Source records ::
BEGIN

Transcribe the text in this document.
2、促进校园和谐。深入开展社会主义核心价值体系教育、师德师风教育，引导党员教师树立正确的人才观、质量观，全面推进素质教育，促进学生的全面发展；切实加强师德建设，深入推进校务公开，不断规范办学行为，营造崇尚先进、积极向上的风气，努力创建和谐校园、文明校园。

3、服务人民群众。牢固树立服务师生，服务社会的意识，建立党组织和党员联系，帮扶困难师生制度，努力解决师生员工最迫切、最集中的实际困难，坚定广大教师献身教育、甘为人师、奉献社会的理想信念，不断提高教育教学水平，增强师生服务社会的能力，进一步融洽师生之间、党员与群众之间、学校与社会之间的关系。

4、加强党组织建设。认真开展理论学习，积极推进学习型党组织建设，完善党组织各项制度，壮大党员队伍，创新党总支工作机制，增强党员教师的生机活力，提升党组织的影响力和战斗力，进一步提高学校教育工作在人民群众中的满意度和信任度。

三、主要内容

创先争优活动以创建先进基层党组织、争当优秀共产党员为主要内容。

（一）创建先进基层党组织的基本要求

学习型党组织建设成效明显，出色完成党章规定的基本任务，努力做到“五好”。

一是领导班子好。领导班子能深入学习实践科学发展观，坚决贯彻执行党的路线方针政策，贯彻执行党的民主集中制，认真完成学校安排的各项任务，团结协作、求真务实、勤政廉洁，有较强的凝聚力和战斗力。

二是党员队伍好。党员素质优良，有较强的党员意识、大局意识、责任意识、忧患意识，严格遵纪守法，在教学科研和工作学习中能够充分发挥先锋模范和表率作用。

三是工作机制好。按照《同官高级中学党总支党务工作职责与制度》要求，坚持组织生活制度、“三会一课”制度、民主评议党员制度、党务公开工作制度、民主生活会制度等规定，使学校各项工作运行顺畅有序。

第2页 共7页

END
BEGIN

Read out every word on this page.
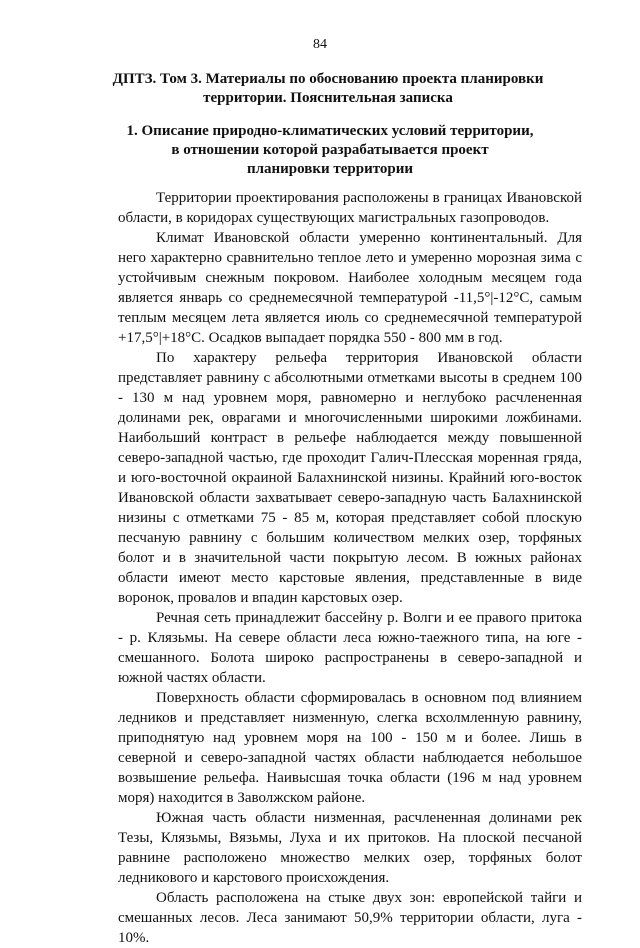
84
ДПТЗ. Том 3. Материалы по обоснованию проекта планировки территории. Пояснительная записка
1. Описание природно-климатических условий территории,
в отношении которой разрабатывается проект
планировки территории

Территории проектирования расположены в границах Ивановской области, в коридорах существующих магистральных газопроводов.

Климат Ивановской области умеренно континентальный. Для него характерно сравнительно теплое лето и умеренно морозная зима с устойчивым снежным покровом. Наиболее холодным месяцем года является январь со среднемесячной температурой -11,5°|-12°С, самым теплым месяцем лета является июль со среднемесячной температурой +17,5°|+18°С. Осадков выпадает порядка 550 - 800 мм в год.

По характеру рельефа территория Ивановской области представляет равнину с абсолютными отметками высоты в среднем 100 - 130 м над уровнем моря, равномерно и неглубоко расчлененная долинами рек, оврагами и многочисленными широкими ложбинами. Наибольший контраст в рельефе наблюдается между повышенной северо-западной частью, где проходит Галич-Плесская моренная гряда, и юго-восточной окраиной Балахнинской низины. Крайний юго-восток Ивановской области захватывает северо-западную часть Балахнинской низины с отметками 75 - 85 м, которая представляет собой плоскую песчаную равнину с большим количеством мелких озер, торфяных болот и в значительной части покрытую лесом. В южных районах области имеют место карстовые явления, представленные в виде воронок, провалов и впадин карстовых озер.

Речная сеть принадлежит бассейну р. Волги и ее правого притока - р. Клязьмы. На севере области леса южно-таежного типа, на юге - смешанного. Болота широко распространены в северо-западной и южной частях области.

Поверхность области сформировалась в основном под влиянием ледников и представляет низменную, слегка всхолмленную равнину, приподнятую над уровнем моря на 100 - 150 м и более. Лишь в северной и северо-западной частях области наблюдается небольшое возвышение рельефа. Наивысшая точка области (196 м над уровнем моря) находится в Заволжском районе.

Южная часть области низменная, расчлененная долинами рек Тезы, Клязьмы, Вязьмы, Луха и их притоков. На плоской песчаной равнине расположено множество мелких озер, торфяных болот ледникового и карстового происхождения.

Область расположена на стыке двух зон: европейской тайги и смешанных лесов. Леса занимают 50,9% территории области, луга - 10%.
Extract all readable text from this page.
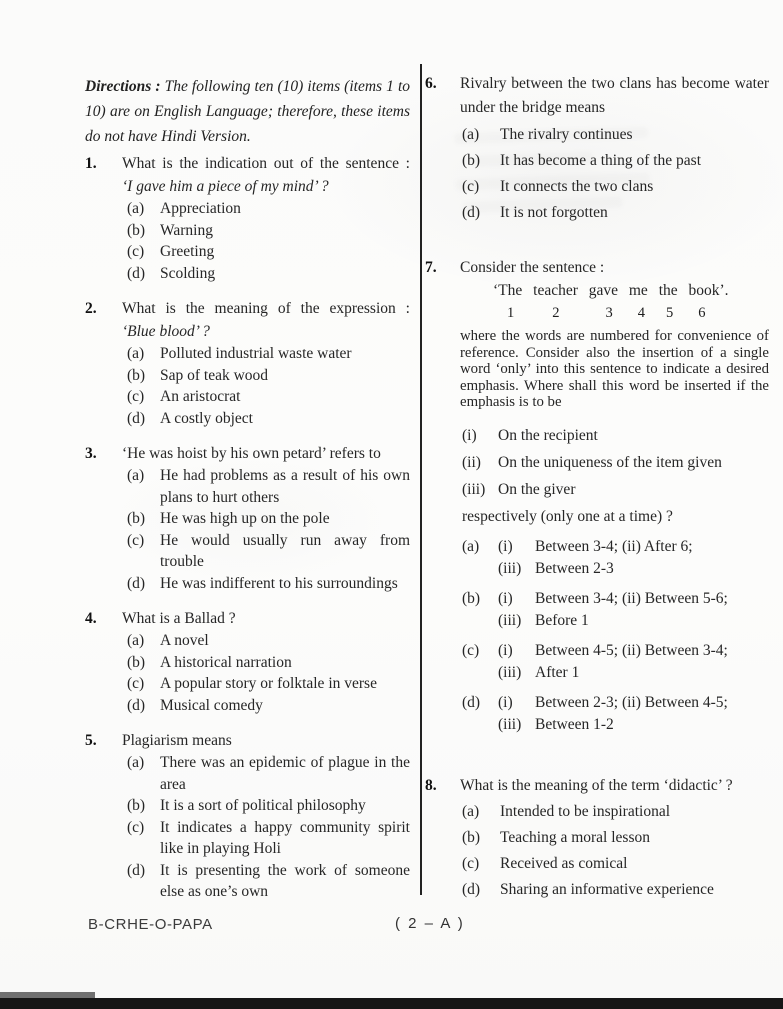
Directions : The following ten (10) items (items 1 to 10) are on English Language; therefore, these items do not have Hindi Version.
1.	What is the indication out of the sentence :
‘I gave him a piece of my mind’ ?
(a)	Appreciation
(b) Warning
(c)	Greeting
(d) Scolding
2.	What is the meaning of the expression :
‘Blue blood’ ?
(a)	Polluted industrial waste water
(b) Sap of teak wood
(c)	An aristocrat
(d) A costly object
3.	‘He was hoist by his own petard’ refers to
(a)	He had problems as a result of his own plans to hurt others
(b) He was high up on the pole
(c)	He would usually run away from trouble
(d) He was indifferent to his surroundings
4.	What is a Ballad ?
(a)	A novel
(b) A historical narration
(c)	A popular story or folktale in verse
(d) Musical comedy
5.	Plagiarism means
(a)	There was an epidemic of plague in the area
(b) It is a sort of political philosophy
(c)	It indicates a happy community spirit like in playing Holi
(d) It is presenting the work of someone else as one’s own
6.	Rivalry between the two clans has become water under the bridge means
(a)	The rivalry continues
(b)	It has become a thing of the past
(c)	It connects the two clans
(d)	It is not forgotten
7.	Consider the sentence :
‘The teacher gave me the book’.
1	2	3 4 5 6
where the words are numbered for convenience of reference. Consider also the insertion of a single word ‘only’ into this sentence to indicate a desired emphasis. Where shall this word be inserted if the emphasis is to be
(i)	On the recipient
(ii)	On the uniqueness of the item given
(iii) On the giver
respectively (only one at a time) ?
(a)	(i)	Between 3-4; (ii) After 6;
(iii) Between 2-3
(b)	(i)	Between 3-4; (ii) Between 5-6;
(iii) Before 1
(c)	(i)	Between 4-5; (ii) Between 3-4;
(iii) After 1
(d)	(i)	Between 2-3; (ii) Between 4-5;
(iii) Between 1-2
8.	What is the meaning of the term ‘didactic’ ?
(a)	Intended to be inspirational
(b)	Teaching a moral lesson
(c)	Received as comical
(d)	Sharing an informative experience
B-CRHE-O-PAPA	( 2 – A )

END

WORK TO DO ::
In the entries above, find every line holding the word "meaning" and copy it out.

EXPECTED ANSWER ::
2.	What is the meaning of the expression :
8.	What is the meaning of the term ‘didactic’ ?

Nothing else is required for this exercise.